***** Supplied information *****

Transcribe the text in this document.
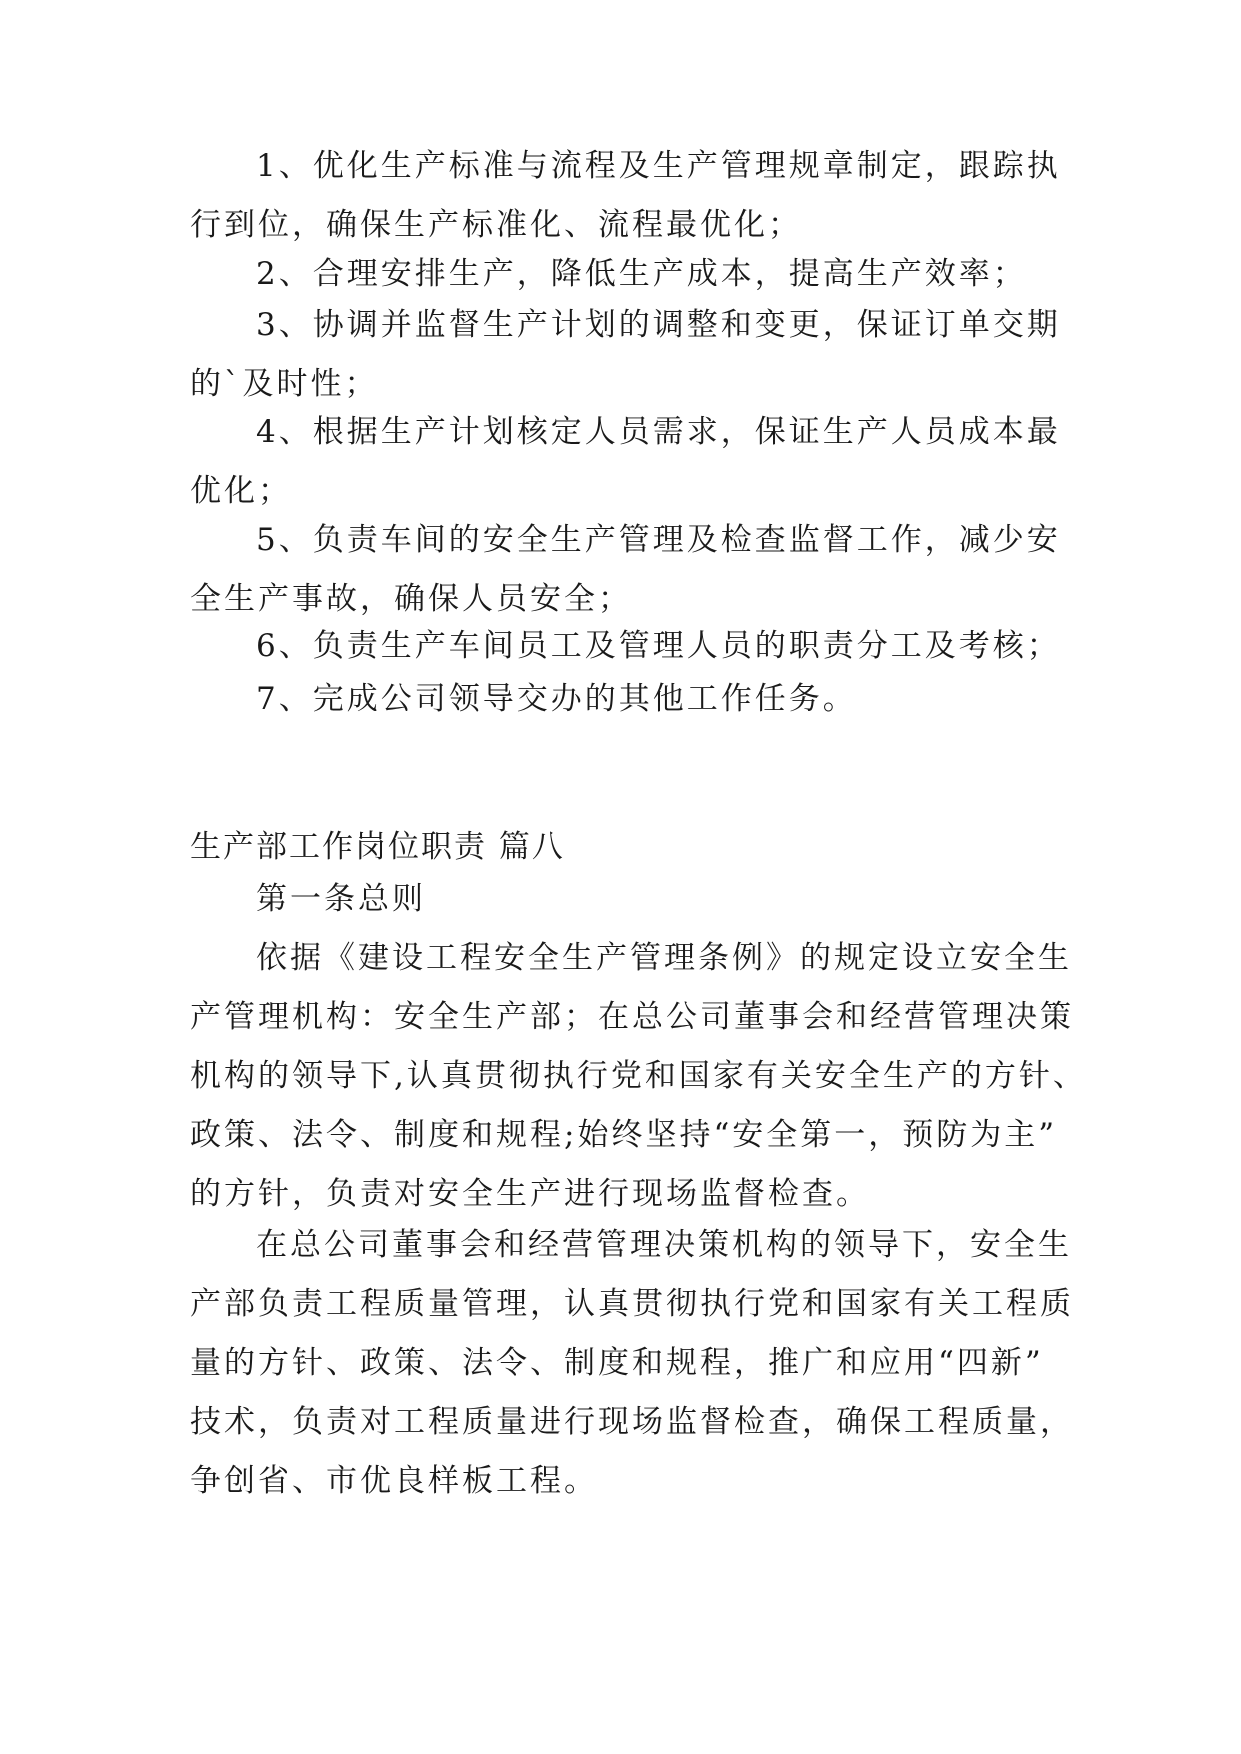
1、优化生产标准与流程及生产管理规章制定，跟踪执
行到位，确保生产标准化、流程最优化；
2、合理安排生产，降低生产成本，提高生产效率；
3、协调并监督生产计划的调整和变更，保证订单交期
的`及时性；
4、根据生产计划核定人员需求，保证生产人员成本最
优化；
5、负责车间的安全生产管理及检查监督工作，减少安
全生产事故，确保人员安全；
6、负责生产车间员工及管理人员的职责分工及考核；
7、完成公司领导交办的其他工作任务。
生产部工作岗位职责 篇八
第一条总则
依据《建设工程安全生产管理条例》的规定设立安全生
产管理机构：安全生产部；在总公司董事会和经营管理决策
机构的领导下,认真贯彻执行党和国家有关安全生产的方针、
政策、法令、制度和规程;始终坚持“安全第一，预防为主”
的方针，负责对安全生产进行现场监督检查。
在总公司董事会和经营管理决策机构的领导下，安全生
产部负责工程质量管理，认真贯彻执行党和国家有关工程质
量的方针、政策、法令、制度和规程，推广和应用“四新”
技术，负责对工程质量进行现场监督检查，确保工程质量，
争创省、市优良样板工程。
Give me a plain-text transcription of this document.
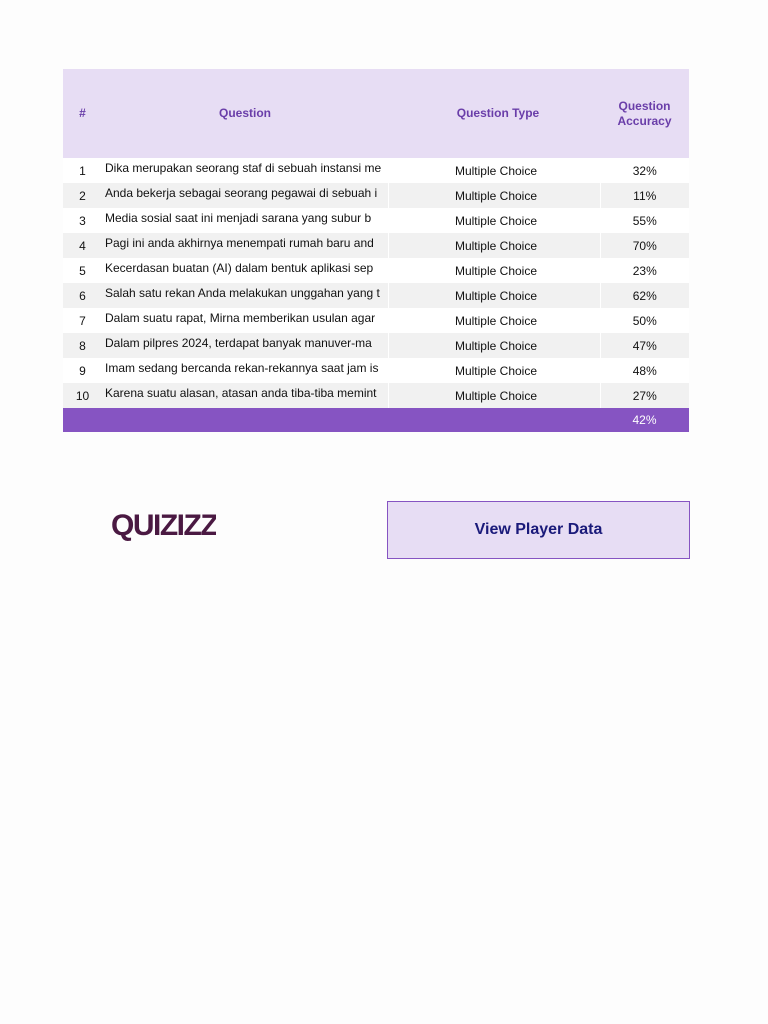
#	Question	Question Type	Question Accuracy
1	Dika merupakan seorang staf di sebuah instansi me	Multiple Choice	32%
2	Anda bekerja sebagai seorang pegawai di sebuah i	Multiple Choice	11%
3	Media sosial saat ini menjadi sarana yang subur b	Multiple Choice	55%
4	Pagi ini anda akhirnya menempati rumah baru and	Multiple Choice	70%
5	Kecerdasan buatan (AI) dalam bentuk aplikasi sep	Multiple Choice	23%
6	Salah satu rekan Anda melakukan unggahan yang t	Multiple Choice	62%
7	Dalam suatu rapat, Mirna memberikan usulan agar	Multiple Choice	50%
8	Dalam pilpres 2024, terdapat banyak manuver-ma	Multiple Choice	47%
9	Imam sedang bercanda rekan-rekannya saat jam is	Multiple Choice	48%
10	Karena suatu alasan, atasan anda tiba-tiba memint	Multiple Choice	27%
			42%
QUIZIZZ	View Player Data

*****

Locate all lines that include the word "yang" and copy them out.

## Task solution
3	Media sosial saat ini menjadi sarana yang subur b	Multiple Choice	55%
6	Salah satu rekan Anda melakukan unggahan yang t	Multiple Choice	62%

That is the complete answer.